_GOAL_
Every record must be repeated exactly; omit any pictures they contain.

_RECORDS SHOWN_
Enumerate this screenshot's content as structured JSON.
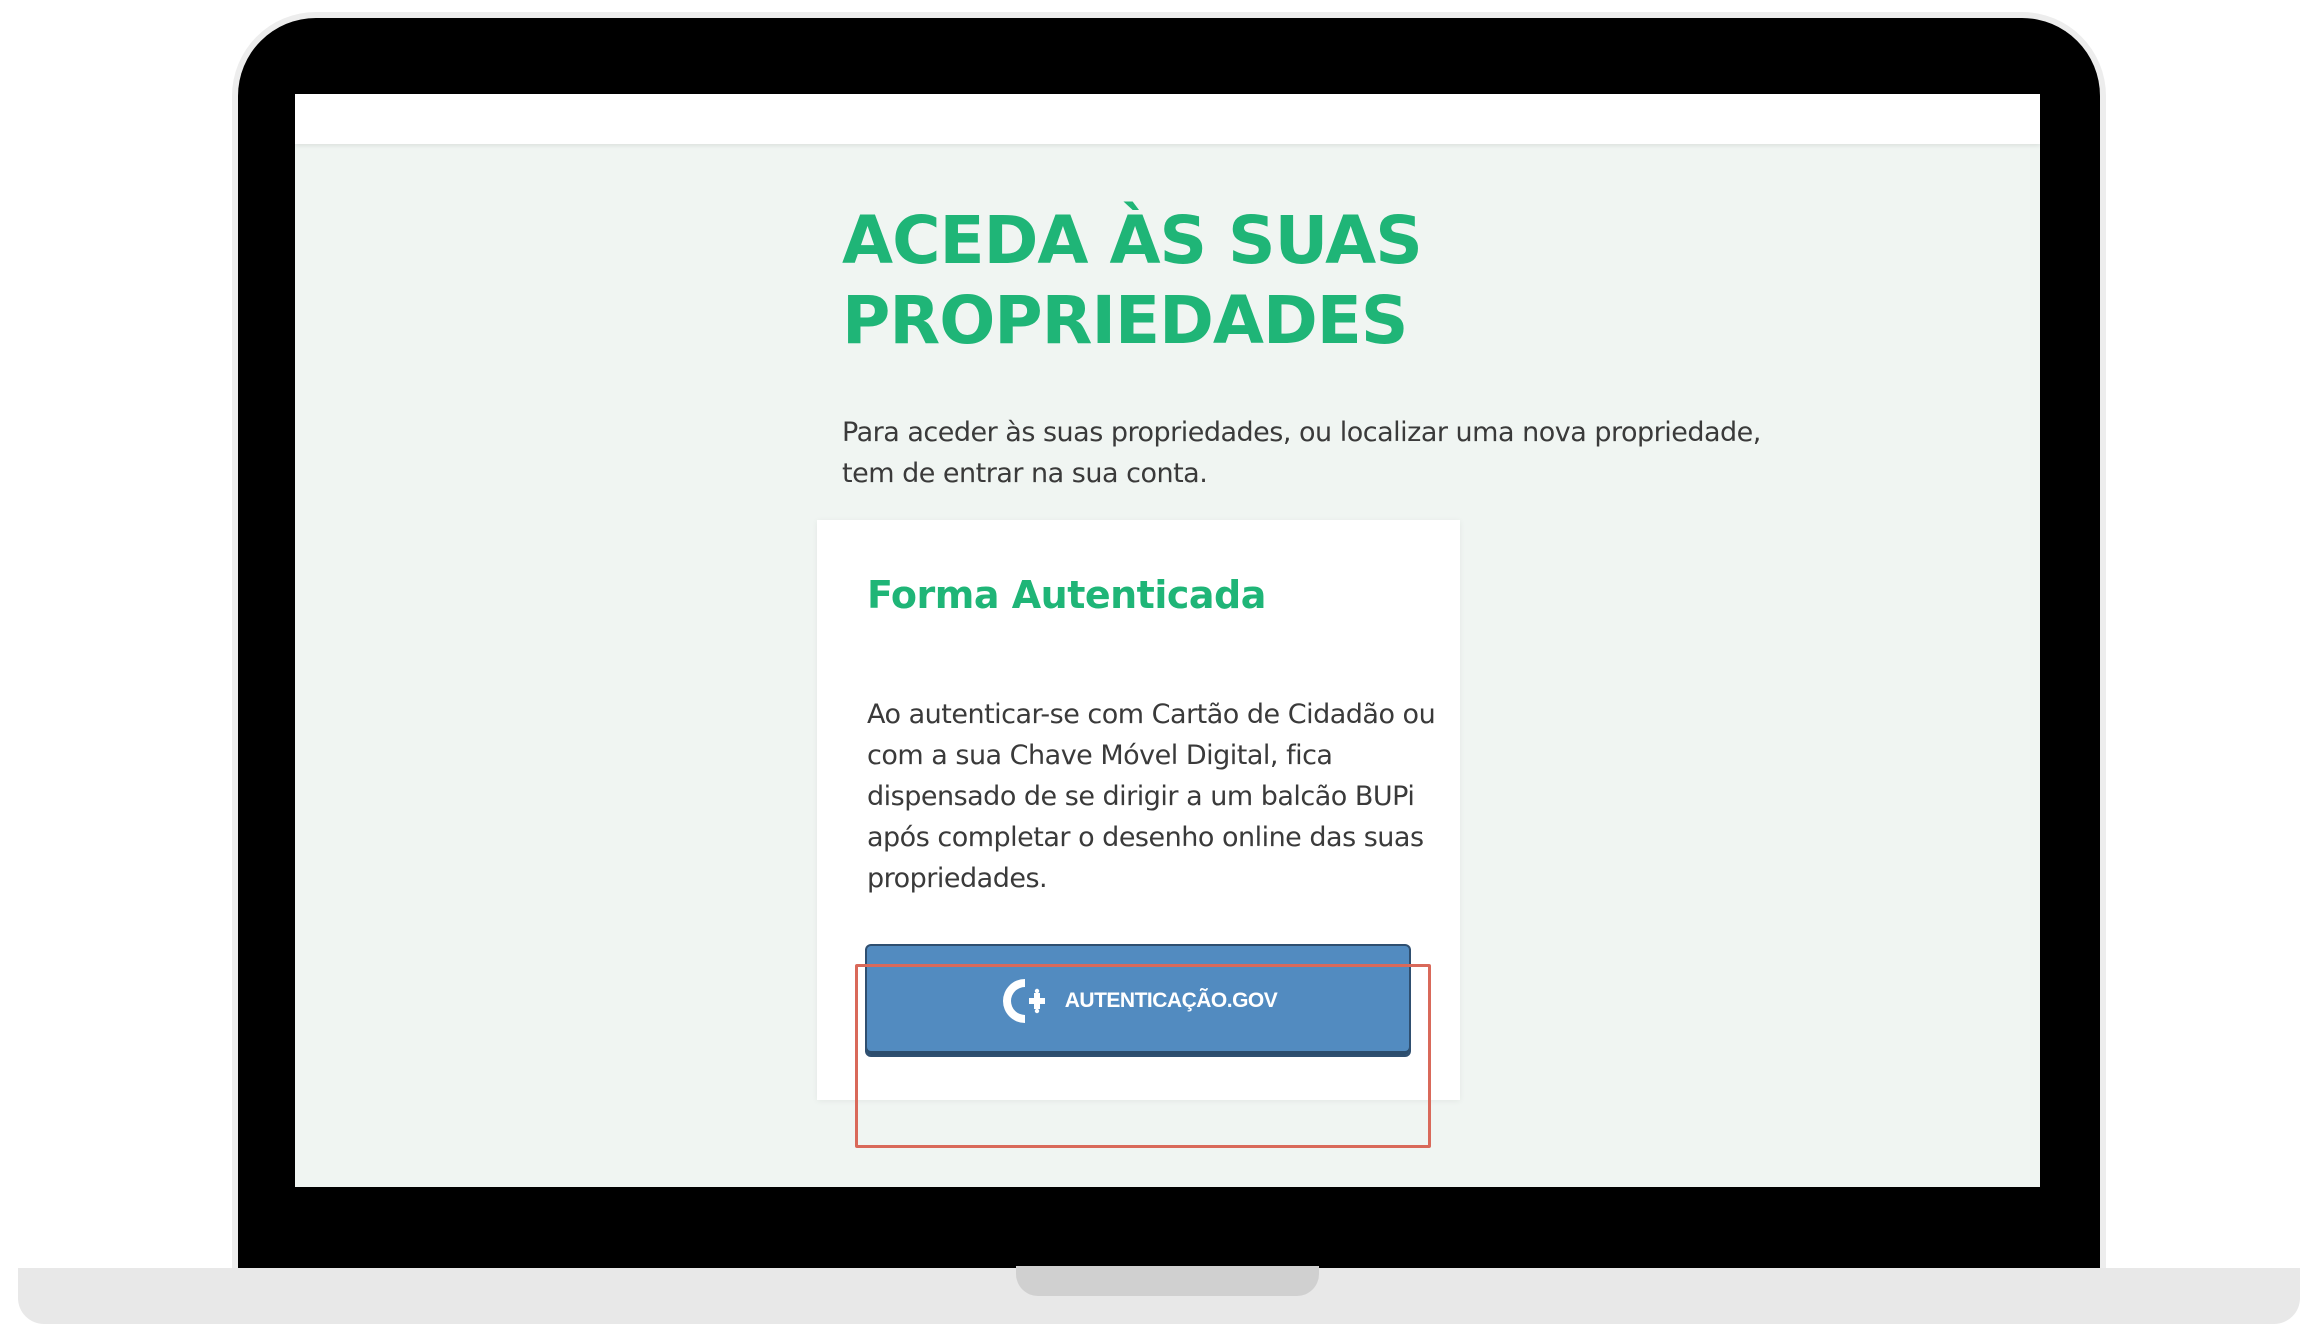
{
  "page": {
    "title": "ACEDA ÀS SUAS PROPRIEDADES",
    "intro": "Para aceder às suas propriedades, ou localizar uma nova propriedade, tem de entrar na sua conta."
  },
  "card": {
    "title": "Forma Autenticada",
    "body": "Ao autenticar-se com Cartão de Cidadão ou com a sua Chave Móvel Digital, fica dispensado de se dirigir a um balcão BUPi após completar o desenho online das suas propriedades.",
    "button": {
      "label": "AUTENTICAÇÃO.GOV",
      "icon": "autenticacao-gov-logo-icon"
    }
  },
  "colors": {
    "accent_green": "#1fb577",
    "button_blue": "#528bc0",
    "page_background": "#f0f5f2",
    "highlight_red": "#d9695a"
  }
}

_RESULT_
Enumerate this screenshot's content as structured JSON.
{
  "page": {
    "title": "ACEDA ÀS SUAS PROPRIEDADES",
    "intro": "Para aceder às suas propriedades, ou localizar uma nova propriedade, tem de entrar na sua conta."
  },
  "card": {
    "title": "Forma Autenticada",
    "body": "Ao autenticar-se com Cartão de Cidadão ou com a sua Chave Móvel Digital, fica dispensado de se dirigir a um balcão BUPi após completar o desenho online das suas propriedades.",
    "button": {
      "label": "AUTENTICAÇÃO.GOV",
      "icon": "autenticacao-gov-logo-icon"
    }
  },
  "colors": {
    "accent_green": "#1fb577",
    "button_blue": "#528bc0",
    "page_background": "#f0f5f2",
    "highlight_red": "#d9695a"
  }
}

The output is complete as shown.